Task: Reproduce the listing below exactly, minus its pictures.

-------

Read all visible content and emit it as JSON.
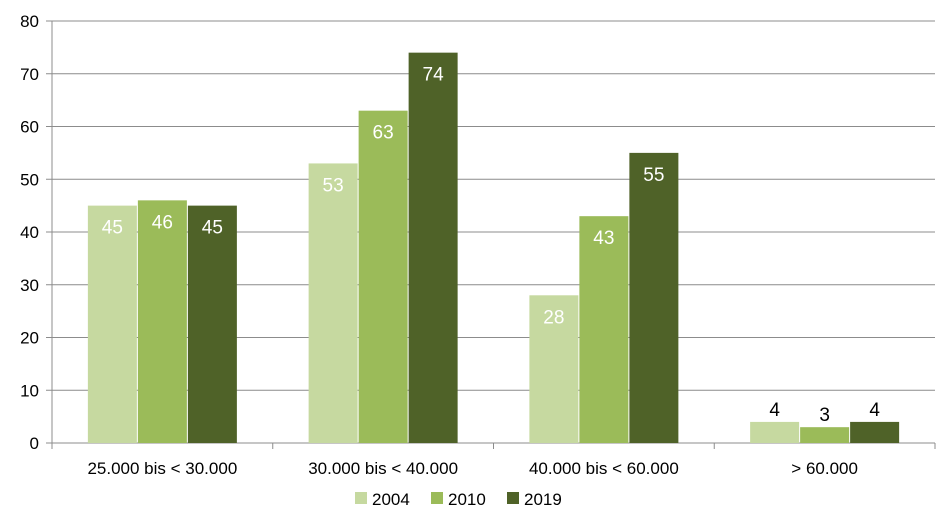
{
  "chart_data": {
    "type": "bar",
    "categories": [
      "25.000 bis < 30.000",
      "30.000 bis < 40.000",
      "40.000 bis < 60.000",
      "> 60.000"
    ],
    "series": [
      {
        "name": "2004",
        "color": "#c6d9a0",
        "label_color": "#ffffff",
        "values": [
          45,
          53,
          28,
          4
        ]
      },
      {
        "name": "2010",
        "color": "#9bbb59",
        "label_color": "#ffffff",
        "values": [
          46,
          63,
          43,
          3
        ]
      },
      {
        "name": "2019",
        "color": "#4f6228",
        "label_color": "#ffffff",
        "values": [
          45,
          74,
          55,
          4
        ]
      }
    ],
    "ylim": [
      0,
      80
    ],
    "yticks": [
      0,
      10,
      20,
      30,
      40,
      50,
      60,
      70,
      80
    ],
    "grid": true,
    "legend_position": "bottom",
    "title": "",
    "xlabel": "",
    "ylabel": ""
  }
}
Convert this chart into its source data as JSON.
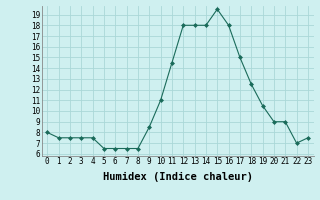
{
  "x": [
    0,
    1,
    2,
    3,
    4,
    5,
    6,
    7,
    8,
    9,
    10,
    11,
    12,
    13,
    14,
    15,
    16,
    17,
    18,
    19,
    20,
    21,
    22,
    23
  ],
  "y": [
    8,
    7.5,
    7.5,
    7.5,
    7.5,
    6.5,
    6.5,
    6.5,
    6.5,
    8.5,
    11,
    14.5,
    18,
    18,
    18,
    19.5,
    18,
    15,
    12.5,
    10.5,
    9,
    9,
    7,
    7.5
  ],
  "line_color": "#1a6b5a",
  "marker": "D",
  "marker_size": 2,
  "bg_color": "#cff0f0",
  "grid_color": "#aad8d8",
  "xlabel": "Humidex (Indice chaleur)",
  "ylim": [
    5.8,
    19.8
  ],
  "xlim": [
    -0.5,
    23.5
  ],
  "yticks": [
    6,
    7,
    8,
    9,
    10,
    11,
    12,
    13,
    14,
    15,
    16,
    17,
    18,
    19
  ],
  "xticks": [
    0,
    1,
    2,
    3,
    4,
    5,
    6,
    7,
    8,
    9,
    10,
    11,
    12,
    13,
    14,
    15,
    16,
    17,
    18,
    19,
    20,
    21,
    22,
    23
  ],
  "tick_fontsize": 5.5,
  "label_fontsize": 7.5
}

-------

Task output:
Read all visible content and emit it as JSON.
{
  "chart_data": {
    "type": "bar",
    "categories": [
      "25.000 bis < 30.000",
      "30.000 bis < 40.000",
      "40.000 bis < 60.000",
      "> 60.000"
    ],
    "series": [
      {
        "name": "2004",
        "color": "#c6d9a0",
        "label_color": "#ffffff",
        "values": [
          45,
          53,
          28,
          4
        ]
      },
      {
        "name": "2010",
        "color": "#9bbb59",
        "label_color": "#ffffff",
        "values": [
          46,
          63,
          43,
          3
        ]
      },
      {
        "name": "2019",
        "color": "#4f6228",
        "label_color": "#ffffff",
        "values": [
          45,
          74,
          55,
          4
        ]
      }
    ],
    "ylim": [
      0,
      80
    ],
    "yticks": [
      0,
      10,
      20,
      30,
      40,
      50,
      60,
      70,
      80
    ],
    "grid": true,
    "legend_position": "bottom",
    "title": "",
    "xlabel": "",
    "ylabel": ""
  }
}
Convert this chart into its source data as JSON.
{
  "x": [
    0,
    1,
    2,
    3,
    4,
    5,
    6,
    7,
    8,
    9,
    10,
    11,
    12,
    13,
    14,
    15,
    16,
    17,
    18,
    19,
    20,
    21,
    22,
    23
  ],
  "y": [
    8,
    7.5,
    7.5,
    7.5,
    7.5,
    6.5,
    6.5,
    6.5,
    6.5,
    8.5,
    11,
    14.5,
    18,
    18,
    18,
    19.5,
    18,
    15,
    12.5,
    10.5,
    9,
    9,
    7,
    7.5
  ],
  "line_color": "#1a6b5a",
  "marker": "D",
  "marker_size": 2,
  "bg_color": "#cff0f0",
  "grid_color": "#aad8d8",
  "xlabel": "Humidex (Indice chaleur)",
  "ylim": [
    5.8,
    19.8
  ],
  "xlim": [
    -0.5,
    23.5
  ],
  "yticks": [
    6,
    7,
    8,
    9,
    10,
    11,
    12,
    13,
    14,
    15,
    16,
    17,
    18,
    19
  ],
  "xticks": [
    0,
    1,
    2,
    3,
    4,
    5,
    6,
    7,
    8,
    9,
    10,
    11,
    12,
    13,
    14,
    15,
    16,
    17,
    18,
    19,
    20,
    21,
    22,
    23
  ],
  "tick_fontsize": 5.5,
  "label_fontsize": 7.5
}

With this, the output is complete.